>> BEGIN

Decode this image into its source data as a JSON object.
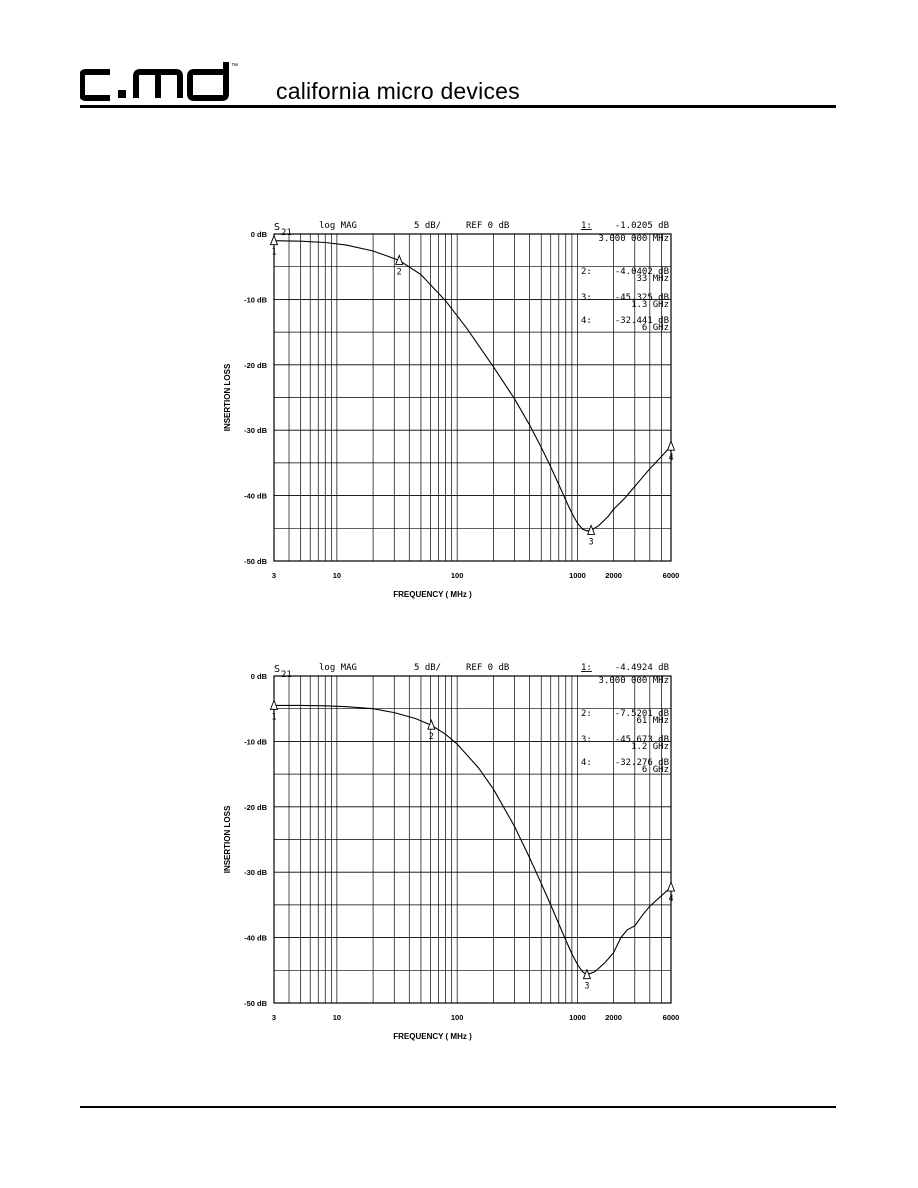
{
  "header": {
    "logo_text": "c.md",
    "trademark": "™",
    "company": "california micro devices"
  },
  "chart_data": [
    {
      "type": "line",
      "instrument_header": {
        "param": "S",
        "param_sub": "21",
        "format": "log MAG",
        "scale": "5 dB/",
        "ref": "REF 0 dB"
      },
      "ylabel": "INSERTION LOSS",
      "xlabel": "FREQUENCY ( MHz )",
      "x_scale": "log",
      "xlim": [
        3,
        6000
      ],
      "ylim": [
        -50,
        0
      ],
      "x_ticks": [
        3,
        10,
        100,
        1000,
        2000,
        6000
      ],
      "x_tick_labels": [
        "3",
        "10",
        "100",
        "1000",
        "2000",
        "6000"
      ],
      "y_ticks": [
        0,
        -10,
        -20,
        -30,
        -40,
        -50
      ],
      "y_tick_labels": [
        "0 dB",
        "-10 dB",
        "-20 dB",
        "-30 dB",
        "-40 dB",
        "-50 dB"
      ],
      "grid": true,
      "marker_readouts": [
        {
          "label": "1:",
          "value": "-1.0205 dB",
          "freq": "3.000 000 MHz"
        },
        {
          "label": "2:",
          "value": "-4.0402 dB",
          "freq": "33 MHz"
        },
        {
          "label": "3:",
          "value": "-45.325 dB",
          "freq": "1.3 GHz"
        },
        {
          "label": "4:",
          "value": "-32.441 dB",
          "freq": "6 GHz"
        }
      ],
      "markers": [
        {
          "id": "1",
          "x": 3,
          "y": -1.02
        },
        {
          "id": "2",
          "x": 33,
          "y": -4.04
        },
        {
          "id": "3",
          "x": 1300,
          "y": -45.33
        },
        {
          "id": "4",
          "x": 6000,
          "y": -32.44
        }
      ],
      "series": [
        {
          "x": [
            3,
            5,
            8,
            12,
            20,
            33,
            50,
            80,
            120,
            200,
            300,
            400,
            500,
            600,
            700,
            800,
            900,
            1000,
            1100,
            1200,
            1300,
            1500,
            1800,
            2000,
            2500,
            3000,
            4000,
            5000,
            6000
          ],
          "y": [
            -1.02,
            -1.1,
            -1.3,
            -1.7,
            -2.6,
            -4.04,
            -6.2,
            -10.2,
            -14.4,
            -20.3,
            -25.2,
            -29.2,
            -32.6,
            -35.6,
            -38.3,
            -40.7,
            -42.7,
            -44.2,
            -45.1,
            -45.4,
            -45.3,
            -44.6,
            -43.2,
            -42.1,
            -40.3,
            -38.6,
            -35.9,
            -34.0,
            -32.44
          ]
        }
      ]
    },
    {
      "type": "line",
      "instrument_header": {
        "param": "S",
        "param_sub": "21",
        "format": "log MAG",
        "scale": "5 dB/",
        "ref": "REF 0 dB"
      },
      "ylabel": "INSERTION LOSS",
      "xlabel": "FREQUENCY ( MHz )",
      "x_scale": "log",
      "xlim": [
        3,
        6000
      ],
      "ylim": [
        -50,
        0
      ],
      "x_ticks": [
        3,
        10,
        100,
        1000,
        2000,
        6000
      ],
      "x_tick_labels": [
        "3",
        "10",
        "100",
        "1000",
        "2000",
        "6000"
      ],
      "y_ticks": [
        0,
        -10,
        -20,
        -30,
        -40,
        -50
      ],
      "y_tick_labels": [
        "0 dB",
        "-10 dB",
        "-20 dB",
        "-30 dB",
        "-40 dB",
        "-50 dB"
      ],
      "grid": true,
      "marker_readouts": [
        {
          "label": "1:",
          "value": "-4.4924 dB",
          "freq": "3.000 000 MHz"
        },
        {
          "label": "2:",
          "value": "-7.5201 dB",
          "freq": "61 MHz"
        },
        {
          "label": "3:",
          "value": "-45.673 dB",
          "freq": "1.2 GHz"
        },
        {
          "label": "4:",
          "value": "-32.276 dB",
          "freq": "6 GHz"
        }
      ],
      "markers": [
        {
          "id": "1",
          "x": 3,
          "y": -4.49
        },
        {
          "id": "2",
          "x": 61,
          "y": -7.52
        },
        {
          "id": "3",
          "x": 1200,
          "y": -45.67
        },
        {
          "id": "4",
          "x": 6000,
          "y": -32.28
        }
      ],
      "series": [
        {
          "x": [
            3,
            5,
            8,
            12,
            20,
            30,
            45,
            61,
            80,
            100,
            150,
            200,
            300,
            400,
            500,
            600,
            700,
            800,
            900,
            1000,
            1100,
            1200,
            1400,
            1700,
            2000,
            2300,
            2600,
            3000,
            3500,
            4000,
            5000,
            6000
          ],
          "y": [
            -4.49,
            -4.5,
            -4.55,
            -4.7,
            -5.0,
            -5.6,
            -6.5,
            -7.52,
            -8.9,
            -10.4,
            -14.0,
            -17.3,
            -23.0,
            -27.8,
            -31.7,
            -35.0,
            -37.9,
            -40.4,
            -42.5,
            -44.1,
            -45.2,
            -45.67,
            -45.2,
            -43.8,
            -42.3,
            -40.0,
            -38.8,
            -38.2,
            -36.5,
            -35.2,
            -33.6,
            -32.28
          ]
        }
      ]
    }
  ]
}
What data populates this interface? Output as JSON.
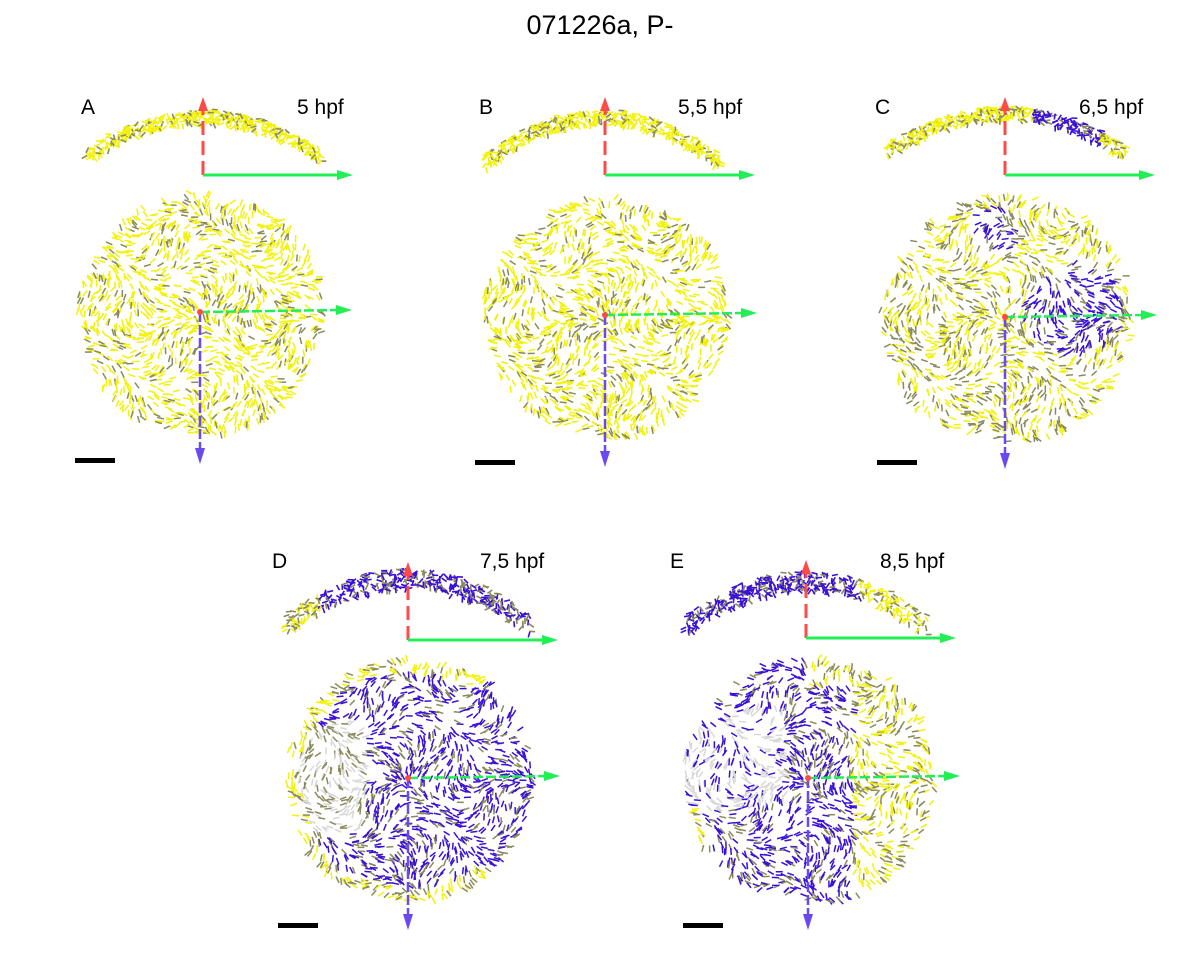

>> END

__What the task asks__:
Search the entries for the word "value" and pick out every line that holds it.

__Full output__:
          "value": "-1.0205 dB",
          "value": "-4.0402 dB",
          "value": "-45.325 dB",
          "value": "-32.441 dB",
          "value": "-4.4924 dB",
          "value": "-7.5201 dB",
          "value": "-45.673 dB",
          "value": "-32.276 dB",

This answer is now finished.